WHAT THIS TASK INVOLVES:
In the material below, count the lines with the word "слишком" and state that number only.

INPUT RECORDS:
☆ ☆ ☆

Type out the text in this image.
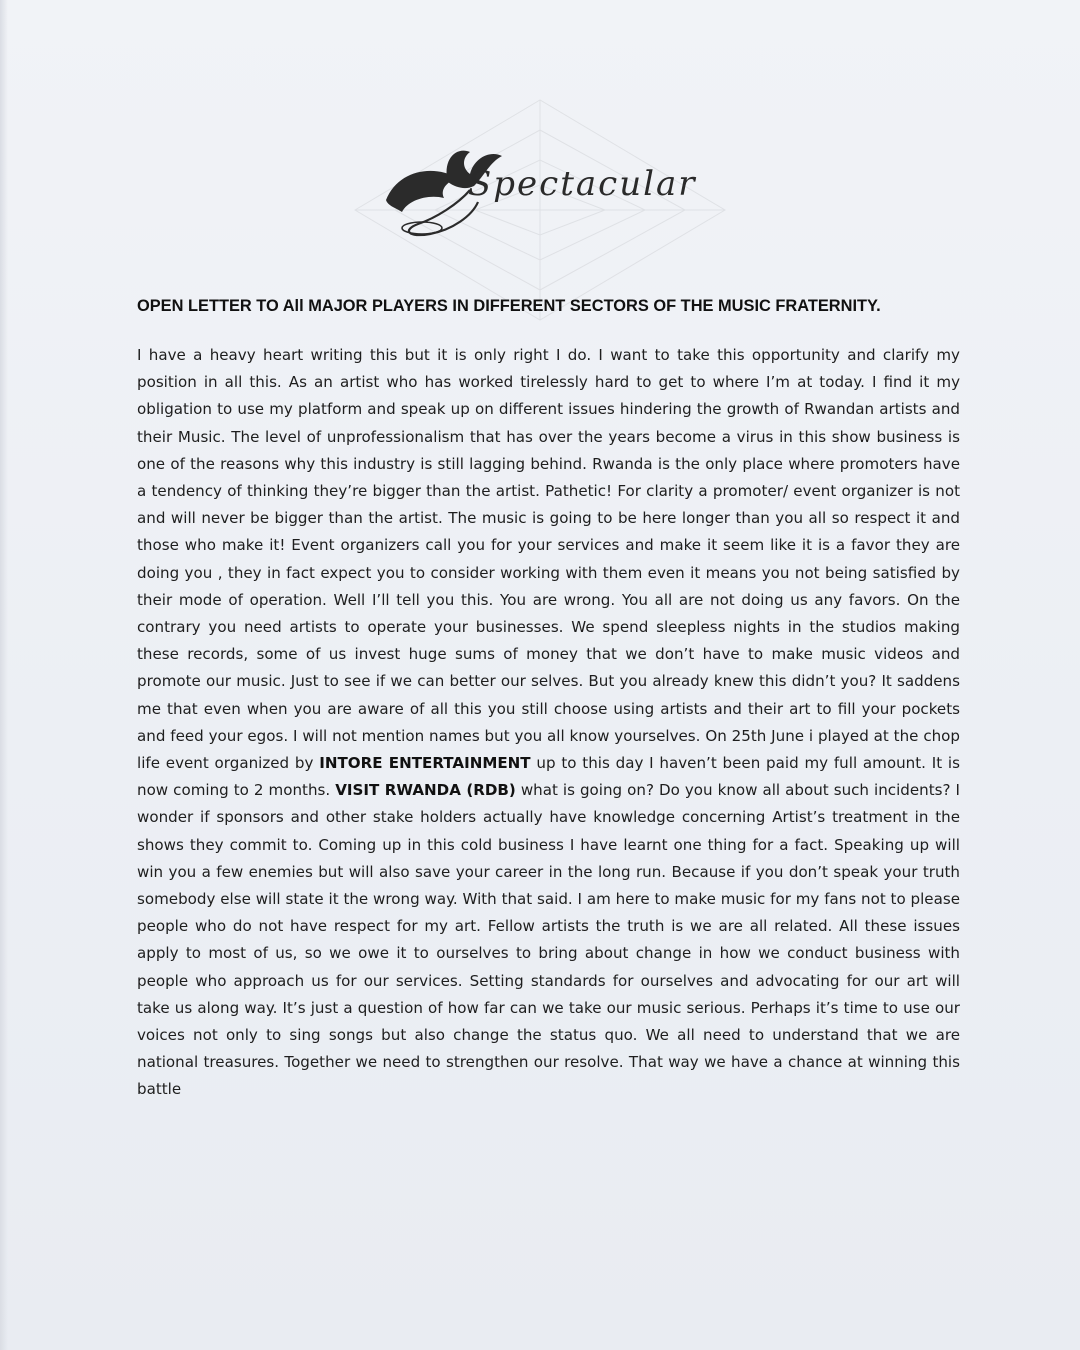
Spectacular
OPEN LETTER TO All MAJOR PLAYERS IN DIFFERENT SECTORS OF THE MUSIC FRATERNITY.
I have a heavy heart writing this but it is only right I do. I want to take this opportunity and clarify my position in all this. As an artist who has worked tirelessly hard to get to where I’m at today. I find it my obligation to use my platform and speak up on different issues hindering the growth of Rwandan artists and their Music. The level of unprofessionalism that has over the years become a virus in this show business is one of the reasons why this industry is still lagging behind. Rwanda is the only place where promoters have a tendency of thinking they’re bigger than the artist. Pathetic! For clarity a promoter/ event organizer is not and will never be bigger than the artist. The music is going to be here longer than you all so respect it and those who make it! Event organizers call you for your services and make it seem like it is a favor they are doing you , they in fact expect you to consider working with them even it means you not being satisfied by their mode of operation. Well I’ll tell you this. You are wrong. You all are not doing us any favors. On the contrary you need artists to operate your businesses. We spend sleepless nights in the studios making these records, some of us invest huge sums of money that we don’t have to make music videos and promote our music. Just to see if we can better our selves. But you already knew this didn’t you? It saddens me that even when you are aware of all this you still choose using artists and their art to fill your pockets and feed your egos. I will not mention names but you all know yourselves. On 25th June i played at the chop life event organized by INTORE ENTERTAINMENT up to this day I haven’t been paid my full amount. It is now coming to 2 months. VISIT RWANDA (RDB) what is going on? Do you know all about such incidents? I wonder if sponsors and other stake holders actually have knowledge concerning Artist’s treatment in the shows they commit to. Coming up in this cold business I have learnt one thing for a fact. Speaking up will win you a few enemies but will also save your career in the long run. Because if you don’t speak your truth somebody else will state it the wrong way. With that said. I am here to make music for my fans not to please people who do not have respect for my art. Fellow artists the truth is we are all related. All these issues apply to most of us, so we owe it to ourselves to bring about change in how we conduct business with people who approach us for our services. Setting standards for ourselves and advocating for our art will take us along way. It’s just a question of how far can we take our music serious. Perhaps it’s time to use our voices not only to sing songs but also change the status quo. We all need to understand that we are national treasures. Together we need to strengthen our resolve. That way we have a chance at winning this battle
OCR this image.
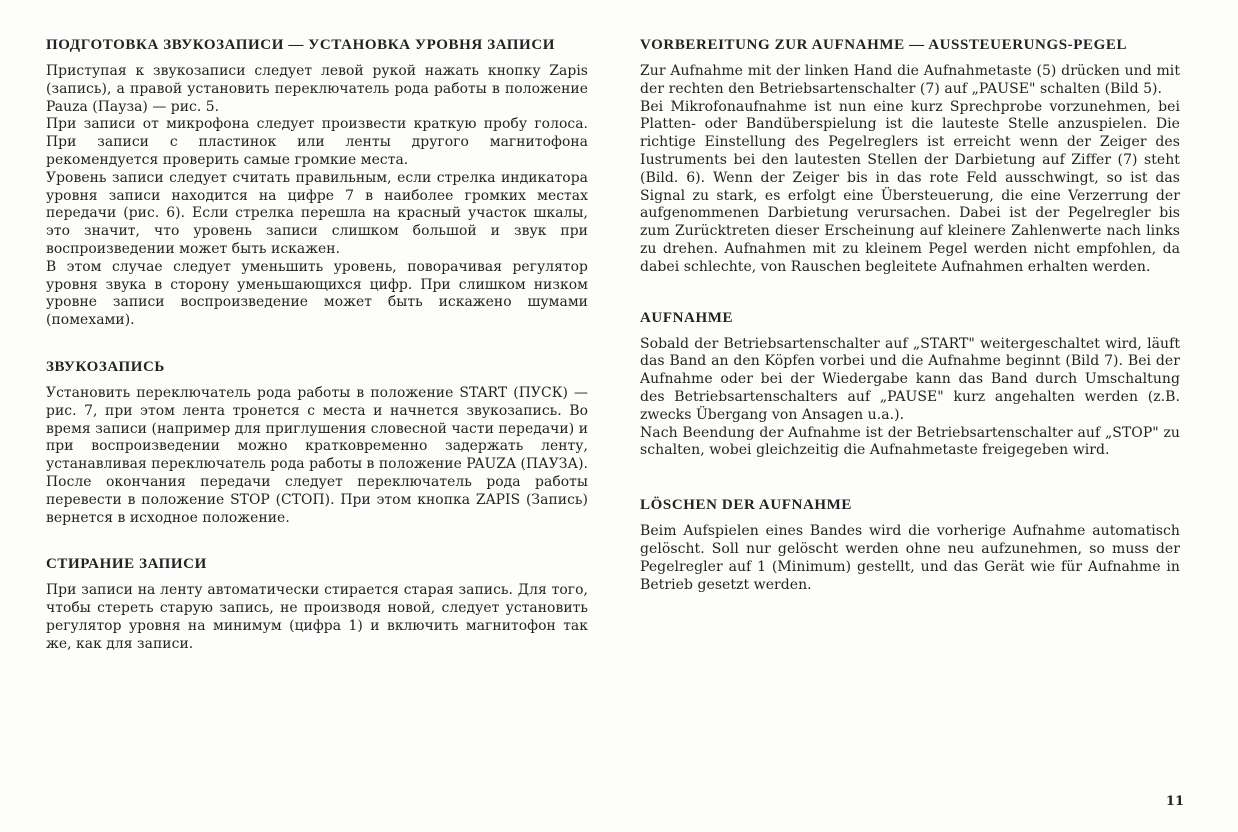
ПОДГОТОВКА ЗВУКОЗАПИСИ — УСТАНОВКА УРОВНЯ ЗАПИСИ

Приступая к звукозаписи следует левой рукой нажать кнопку Zapis (запись), а правой установить переключатель рода работы в положение Pauza (Пауза) — рис. 5.

При записи от микрофона следует произвести краткую пробу голоса. При записи с пластинок или ленты другого магнитофона рекомендуется проверить самые громкие места.

Уровень записи следует считать правильным, если стрелка индикатора уровня записи находится на цифре 7 в наиболее громких местах передачи (рис. 6). Если стрелка перешла на красный участок шкалы, это значит, что уровень записи слишком большой и звук при воспроизведении может быть искажен.

В этом случае следует уменьшить уровень, поворачивая регулятор уровня звука в сторону уменьшающихся цифр. При слишком низком уровне записи воспроизведение может быть искажено шумами (помехами).

ЗВУКОЗАПИСЬ

Установить переключатель рода работы в положение START (ПУСК) — рис. 7, при этом лента тронется с места и начнется звукозапись. Во время записи (например для приглушения словесной части передачи) и при воспроизведении можно кратковременно задержать ленту, устанавливая переключатель рода работы в положение PAUZA (ПАУЗА).

После окончания передачи следует переключатель рода работы перевести в положение STOP (СТОП). При этом кнопка ZAPIS (Запись) вернется в исходное положение.

СТИРАНИЕ ЗАПИСИ

При записи на ленту автоматически стирается старая запись. Для того, чтобы стереть старую запись, не производя новой, следует установить регулятор уровня на минимум (цифра 1) и включить магнитофон так же, как для записи.

VORBEREITUNG ZUR AUFNAHME — AUSSTEUERUNGS-PEGEL

Zur Aufnahme mit der linken Hand die Aufnahmetaste (5) drücken und mit der rechten den Betriebsartenschalter (7) auf „PAUSE" schalten (Bild 5).

Bei Mikrofonaufnahme ist nun eine kurz Sprechprobe vorzunehmen, bei Platten- oder Bandüberspielung ist die lauteste Stelle anzuspielen. Die richtige Einstellung des Pegelreglers ist erreicht wenn der Zeiger des Iustruments bei den lautesten Stellen der Darbietung auf Ziffer (7) steht (Bild. 6). Wenn der Zeiger bis in das rote Feld ausschwingt, so ist das Signal zu stark, es erfolgt eine Übersteuerung, die eine Verzerrung der aufgenommenen Darbietung verursachen. Dabei ist der Pegelregler bis zum Zurücktreten dieser Erscheinung auf kleinere Zahlenwerte nach links zu drehen. Aufnahmen mit zu kleinem Pegel werden nicht empfohlen, da dabei schlechte, von Rauschen begleitete Aufnahmen erhalten werden.

AUFNAHME

Sobald der Betriebsartenschalter auf „START" weitergeschaltet wird, läuft das Band an den Köpfen vorbei und die Aufnahme beginnt (Bild 7). Bei der Aufnahme oder bei der Wiedergabe kann das Band durch Umschaltung des Betriebsartenschalters auf „PAUSE" kurz angehalten werden (z.B. zwecks Übergang von Ansagen u.a.).

Nach Beendung der Aufnahme ist der Betriebsartenschalter auf „STOP" zu schalten, wobei gleichzeitig die Aufnahmetaste freigegeben wird.

LÖSCHEN DER AUFNAHME

Beim Aufspielen eines Bandes wird die vorherige Aufnahme automatisch gelöscht. Soll nur gelöscht werden ohne neu aufzunehmen, so muss der Pegelregler auf 1 (Minimum) gestellt, und das Gerät wie für Aufnahme in Betrieb gesetzt werden.

11
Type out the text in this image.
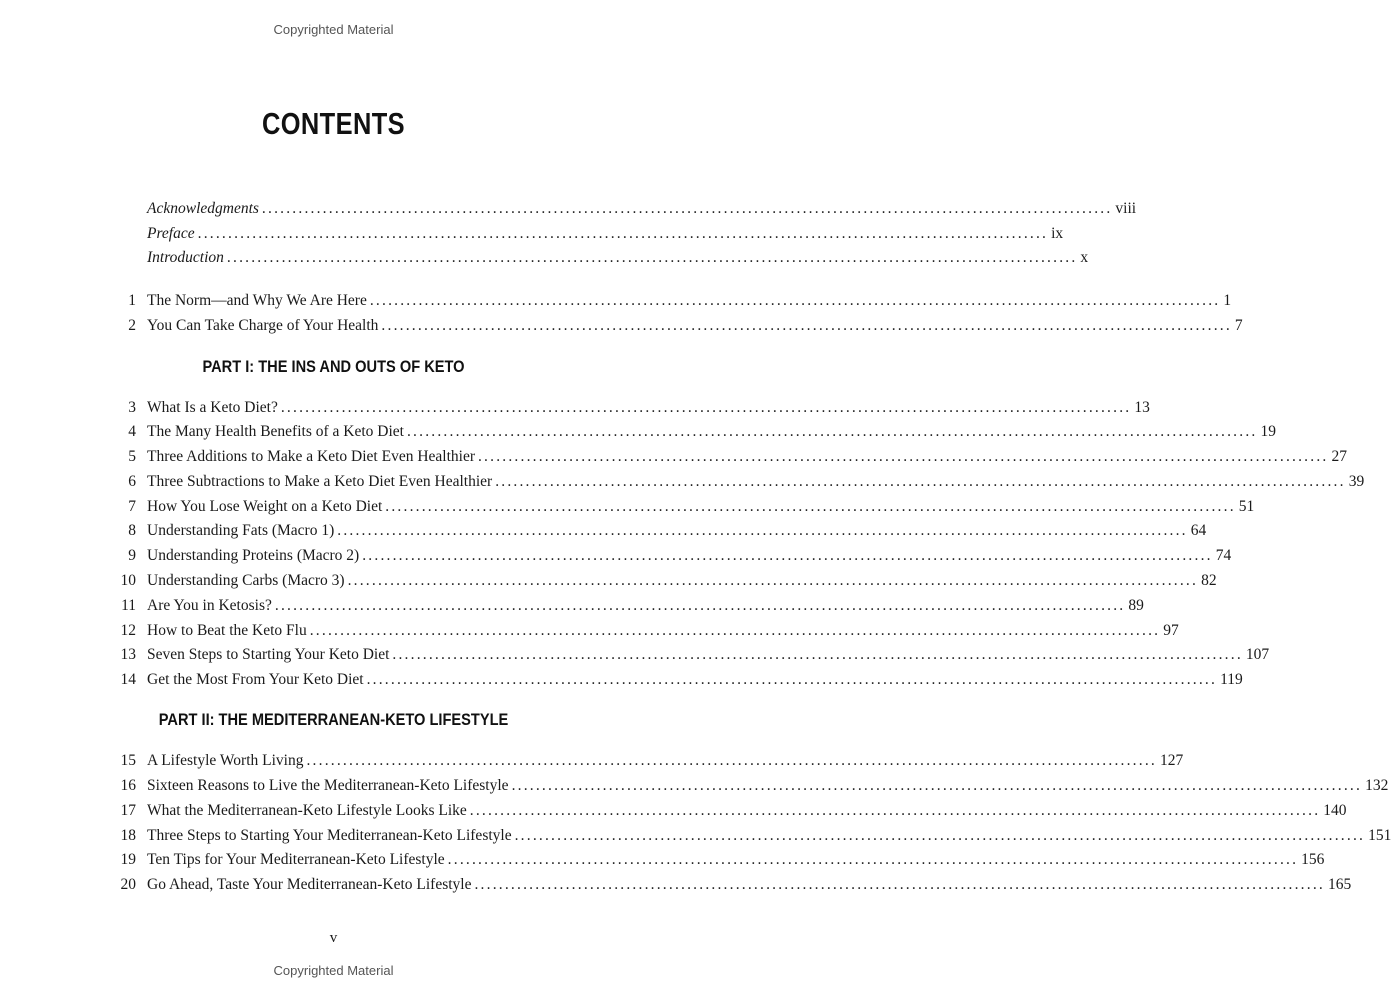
Copyrighted Material
CONTENTS
Acknowledgments ............................................................................................................................................ viii
Preface ............................................................................................................................................ ix
Introduction ............................................................................................................................................ x
1 The Norm—and Why We Are Here ............................................................................................................................................ 1
2 You Can Take Charge of Your Health ............................................................................................................................................ 7
PART I: THE INS AND OUTS OF KETO
3 What Is a Keto Diet? ............................................................................................................................................ 13
4 The Many Health Benefits of a Keto Diet ............................................................................................................................................ 19
5 Three Additions to Make a Keto Diet Even Healthier ............................................................................................................................................ 27
6 Three Subtractions to Make a Keto Diet Even Healthier ............................................................................................................................................ 39
7 How You Lose Weight on a Keto Diet ............................................................................................................................................ 51
8 Understanding Fats (Macro 1) ............................................................................................................................................ 64
9 Understanding Proteins (Macro 2) ............................................................................................................................................ 74
10 Understanding Carbs (Macro 3) ............................................................................................................................................ 82
11 Are You in Ketosis? ............................................................................................................................................ 89
12 How to Beat the Keto Flu ............................................................................................................................................ 97
13 Seven Steps to Starting Your Keto Diet ............................................................................................................................................ 107
14 Get the Most From Your Keto Diet ............................................................................................................................................ 119
PART II: THE MEDITERRANEAN-KETO LIFESTYLE
15 A Lifestyle Worth Living ............................................................................................................................................ 127
16 Sixteen Reasons to Live the Mediterranean-Keto Lifestyle ............................................................................................................................................ 132
17 What the Mediterranean-Keto Lifestyle Looks Like ............................................................................................................................................ 140
18 Three Steps to Starting Your Mediterranean-Keto Lifestyle ............................................................................................................................................ 151
19 Ten Tips for Your Mediterranean-Keto Lifestyle ............................................................................................................................................ 156
20 Go Ahead, Taste Your Mediterranean-Keto Lifestyle ............................................................................................................................................ 165
v
Copyrighted Material
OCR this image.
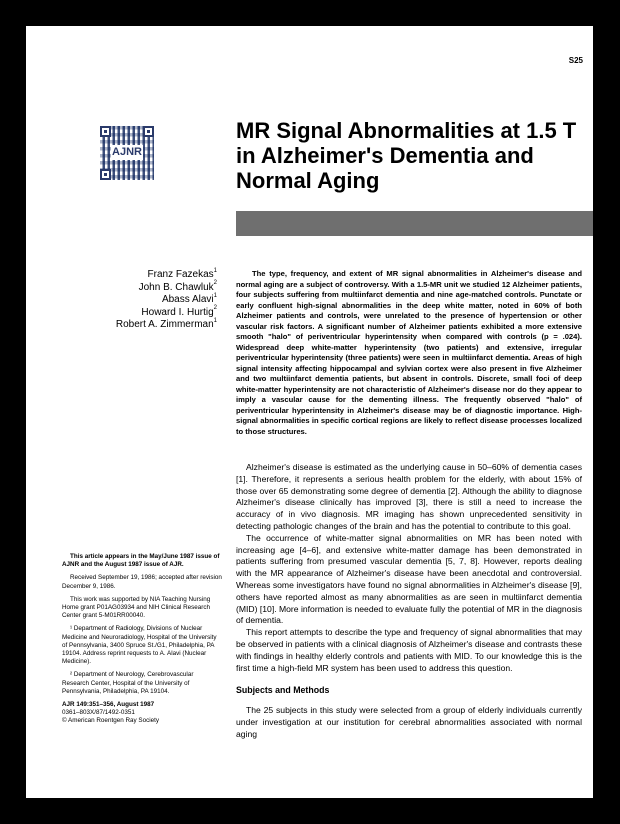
S25
AJNR
MR Signal Abnormalities at 1.5 T in Alzheimer's Dementia and Normal Aging
Franz Fazekas$^1$
John B. Chawluk$^2$
Abass Alavi$^1$
Howard I. Hurtig$^2$
Robert A. Zimmerman$^1$

The type, frequency, and extent of MR signal abnormalities in Alzheimer's disease and normal aging are a subject of controversy. With a 1.5-MR unit we studied 12 Alzheimer patients, four subjects suffering from multiinfarct dementia and nine age-matched controls. Punctate or early confluent high-signal abnormalities in the deep white matter, noted in 60% of both Alzheimer patients and controls, were unrelated to the presence of hypertension or other vascular risk factors. A significant number of Alzheimer patients exhibited a more extensive smooth "halo" of periventricular hyperintensity when compared with controls (p = .024). Widespread deep white-matter hyperintensity (two patients) and extensive, irregular periventricular hyperintensity (three patients) were seen in multiinfarct dementia. Areas of high signal intensity affecting hippocampal and sylvian cortex were also present in five Alzheimer and two multiinfarct dementia patients, but absent in controls. Discrete, small foci of deep white-matter hyperintensity are not characteristic of Alzheimer's disease nor do they appear to imply a vascular cause for the dementing illness. The frequently observed "halo" of periventricular hyperintensity in Alzheimer's disease may be of diagnostic importance. High-signal abnormalities in specific cortical regions are likely to reflect disease processes localized to those structures.

Alzheimer's disease is estimated as the underlying cause in 50–60% of dementia cases [1]. Therefore, it represents a serious health problem for the elderly, with about 15% of those over 65 demonstrating some degree of dementia [2]. Although the ability to diagnose Alzheimer's disease clinically has improved [3], there is still a need to increase the accuracy of in vivo diagnosis. MR imaging has shown unprecedented sensitivity in detecting pathologic changes of the brain and has the potential to contribute to this goal.

The occurrence of white-matter signal abnormalities on MR has been noted with increasing age [4–6], and extensive white-matter damage has been demonstrated in patients suffering from presumed vascular dementia [5, 7, 8]. However, reports dealing with the MR appearance of Alzheimer's disease have been anecdotal and controversial. Whereas some investigators have found no signal abnormalities in Alzheimer's disease [9], others have reported almost as many abnormalities as are seen in multiinfarct dementia (MID) [10]. More information is needed to evaluate fully the potential of MR in the diagnosis of dementia.

This report attempts to describe the type and frequency of signal abnormalities that may be observed in patients with a clinical diagnosis of Alzheimer's disease and contrasts these with findings in healthy elderly controls and patients with MID. To our knowledge this is the first time a high-field MR system has been used to address this question.

Subjects and Methods

The 25 subjects in this study were selected from a group of elderly individuals currently under investigation at our institution for cerebral abnormalities associated with normal aging

This article appears in the May/June 1987 issue of AJNR and the August 1987 issue of AJR.

Received September 19, 1986; accepted after revision December 9, 1986.

This work was supported by NIA Teaching Nursing Home grant P01AG03934 and NIH Clinical Research Center grant 5-M01RR00040.

¹ Department of Radiology, Divisions of Nuclear Medicine and Neuroradiology, Hospital of the University of Pennsylvania, 3400 Spruce St./G1, Philadelphia, PA 19104. Address reprint requests to A. Alavi (Nuclear Medicine).

² Department of Neurology, Cerebrovascular Research Center, Hospital of the University of Pennsylvania, Philadelphia, PA 19104.

AJR 149:351–356, August 1987
0361–803X/87/1492-0351
© American Roentgen Ray Society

☆ ☆ ☆

WRITTEN RESPONSE:
2